What you should do:
Scan the records for the string "Service"; copy each line where it occurs.

Stored data:

┄┄┄┄┄┄┄┄┄┄

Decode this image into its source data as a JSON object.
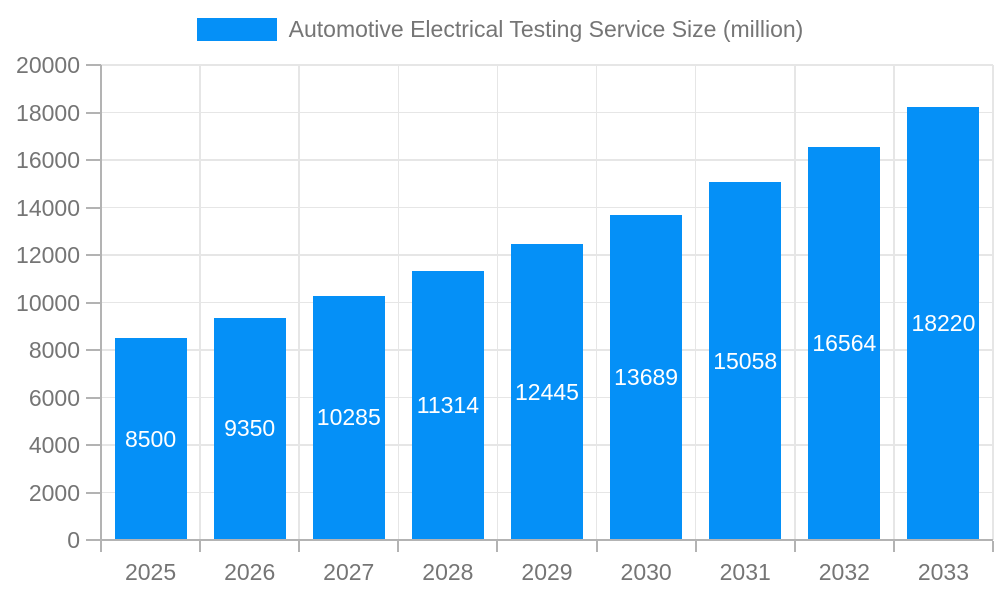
{
  "legend": {
    "label": "Automotive Electrical Testing Service Size (million)"
  },
  "colors": {
    "bar": "#0590f7",
    "bar_label": "#ffffff",
    "axis": "#b3b3b3",
    "grid": "#e6e6e6",
    "text": "#757575",
    "background": "#ffffff"
  },
  "chart_data": {
    "type": "bar",
    "title": "Automotive Electrical Testing Service Size (million)",
    "categories": [
      "2025",
      "2026",
      "2027",
      "2028",
      "2029",
      "2030",
      "2031",
      "2032",
      "2033"
    ],
    "values": [
      8500,
      9350,
      10285,
      11314,
      12445,
      13689,
      15058,
      16564,
      18220
    ],
    "value_labels": [
      "8500",
      "9350",
      "10285",
      "11314",
      "12445",
      "13689",
      "15058",
      "16564",
      "18220"
    ],
    "xlabel": "",
    "ylabel": "",
    "ylim": [
      0,
      20000
    ],
    "yticks": [
      0,
      2000,
      4000,
      6000,
      8000,
      10000,
      12000,
      14000,
      16000,
      18000,
      20000
    ],
    "grid": true,
    "legend_position": "top"
  }
}
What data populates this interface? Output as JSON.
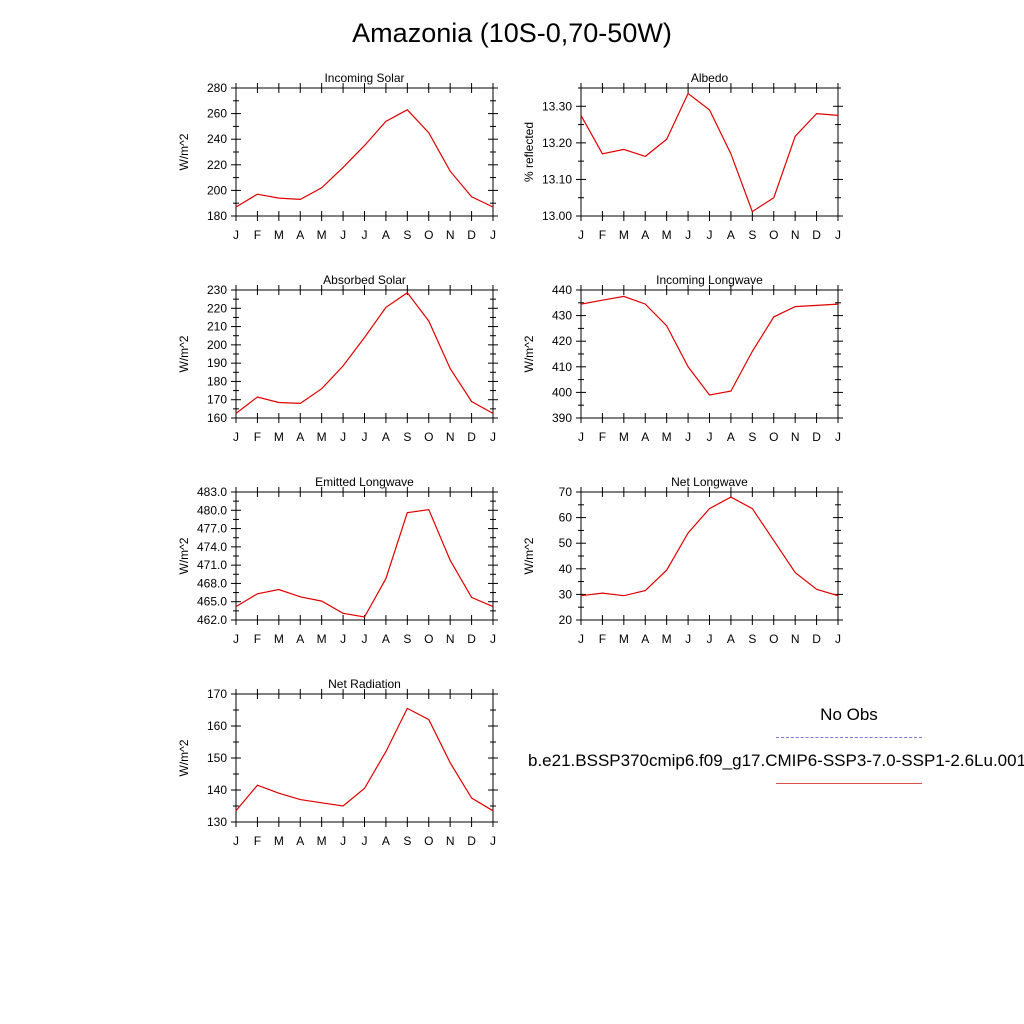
{
  "page": {
    "title": "Amazonia (10S-0,70-50W)"
  },
  "legend": {
    "obs_label": "No Obs",
    "obs_color": "#7777dd",
    "case_label": "b.e21.BSSP370cmip6.f09_g17.CMIP6-SSP3-7.0-SSP1-2.6Lu.001",
    "case_color": "#e05050"
  },
  "chart_data": [
    {
      "type": "line",
      "title": "Incoming Solar",
      "ylabel": "W/m^2",
      "x": [
        "J",
        "F",
        "M",
        "A",
        "M",
        "J",
        "J",
        "A",
        "S",
        "O",
        "N",
        "D",
        "J"
      ],
      "ylim": [
        180,
        280
      ],
      "yticks": [
        180,
        200,
        220,
        240,
        260,
        280
      ],
      "ytick_labels": [
        "180",
        "200",
        "220",
        "240",
        "260",
        "280"
      ],
      "yminor": 10,
      "series": [
        {
          "color": "#e00000",
          "values": [
            187,
            197,
            194,
            193,
            202,
            218,
            235,
            254,
            263,
            245,
            215,
            195,
            187
          ]
        }
      ]
    },
    {
      "type": "line",
      "title": "Albedo",
      "ylabel": "% reflected",
      "x": [
        "J",
        "F",
        "M",
        "A",
        "M",
        "J",
        "J",
        "A",
        "S",
        "O",
        "N",
        "D",
        "J"
      ],
      "ylim": [
        13.0,
        13.35
      ],
      "yticks": [
        13.0,
        13.1,
        13.2,
        13.3
      ],
      "ytick_labels": [
        "13.00",
        "13.10",
        "13.20",
        "13.30"
      ],
      "yminor": 0.05,
      "series": [
        {
          "color": "#e00000",
          "values": [
            13.275,
            13.17,
            13.182,
            13.163,
            13.21,
            13.335,
            13.29,
            13.17,
            13.012,
            13.05,
            13.218,
            13.28,
            13.275
          ]
        }
      ]
    },
    {
      "type": "line",
      "title": "Absorbed Solar",
      "ylabel": "W/m^2",
      "x": [
        "J",
        "F",
        "M",
        "A",
        "M",
        "J",
        "J",
        "A",
        "S",
        "O",
        "N",
        "D",
        "J"
      ],
      "ylim": [
        160,
        230
      ],
      "yticks": [
        160,
        170,
        180,
        190,
        200,
        210,
        220,
        230
      ],
      "ytick_labels": [
        "160",
        "170",
        "180",
        "190",
        "200",
        "210",
        "220",
        "230"
      ],
      "yminor": 5,
      "series": [
        {
          "color": "#e00000",
          "values": [
            162.5,
            171.5,
            168.5,
            168,
            176,
            188.5,
            204,
            220.5,
            228.5,
            213,
            187,
            169,
            162.5
          ]
        }
      ]
    },
    {
      "type": "line",
      "title": "Incoming Longwave",
      "ylabel": "W/m^2",
      "x": [
        "J",
        "F",
        "M",
        "A",
        "M",
        "J",
        "J",
        "A",
        "S",
        "O",
        "N",
        "D",
        "J"
      ],
      "ylim": [
        390,
        440
      ],
      "yticks": [
        390,
        400,
        410,
        420,
        430,
        440
      ],
      "ytick_labels": [
        "390",
        "400",
        "410",
        "420",
        "430",
        "440"
      ],
      "yminor": 5,
      "series": [
        {
          "color": "#e00000",
          "values": [
            434.5,
            436,
            437.5,
            434.5,
            426,
            410,
            399,
            400.5,
            416,
            429.5,
            433.5,
            434,
            434.5
          ]
        }
      ]
    },
    {
      "type": "line",
      "title": "Emitted Longwave",
      "ylabel": "W/m^2",
      "x": [
        "J",
        "F",
        "M",
        "A",
        "M",
        "J",
        "J",
        "A",
        "S",
        "O",
        "N",
        "D",
        "J"
      ],
      "ylim": [
        462,
        483
      ],
      "yticks": [
        462,
        465,
        468,
        471,
        474,
        477,
        480,
        483
      ],
      "ytick_labels": [
        "462.0",
        "465.0",
        "468.0",
        "471.0",
        "474.0",
        "477.0",
        "480.0",
        "483.0"
      ],
      "yminor": 1.5,
      "series": [
        {
          "color": "#e00000",
          "values": [
            464.2,
            466.3,
            467,
            465.8,
            465.1,
            463.1,
            462.5,
            468.8,
            479.6,
            480.1,
            471.8,
            465.7,
            464.2
          ]
        }
      ]
    },
    {
      "type": "line",
      "title": "Net Longwave",
      "ylabel": "W/m^2",
      "x": [
        "J",
        "F",
        "M",
        "A",
        "M",
        "J",
        "J",
        "A",
        "S",
        "O",
        "N",
        "D",
        "J"
      ],
      "ylim": [
        20,
        70
      ],
      "yticks": [
        20,
        30,
        40,
        50,
        60,
        70
      ],
      "ytick_labels": [
        "20",
        "30",
        "40",
        "50",
        "60",
        "70"
      ],
      "yminor": 5,
      "series": [
        {
          "color": "#e00000",
          "values": [
            29.5,
            30.5,
            29.5,
            31.5,
            39.5,
            54,
            63.5,
            68,
            63.5,
            51,
            38.5,
            32,
            29.5
          ]
        }
      ]
    },
    {
      "type": "line",
      "title": "Net Radiation",
      "ylabel": "W/m^2",
      "x": [
        "J",
        "F",
        "M",
        "A",
        "M",
        "J",
        "J",
        "A",
        "S",
        "O",
        "N",
        "D",
        "J"
      ],
      "ylim": [
        130,
        170
      ],
      "yticks": [
        130,
        140,
        150,
        160,
        170
      ],
      "ytick_labels": [
        "130",
        "140",
        "150",
        "160",
        "170"
      ],
      "yminor": 5,
      "series": [
        {
          "color": "#e00000",
          "values": [
            133.5,
            141.5,
            139,
            137,
            136,
            135,
            140.5,
            152,
            165.5,
            162,
            148.5,
            137.5,
            133.5
          ]
        }
      ]
    }
  ]
}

┄┄┄┄┄┄┄┄┄┄

Solution for this problem:
    "label": "Automotive Electrical Testing Service Size (million)"
    "title": "Automotive Electrical Testing Service Size (million)",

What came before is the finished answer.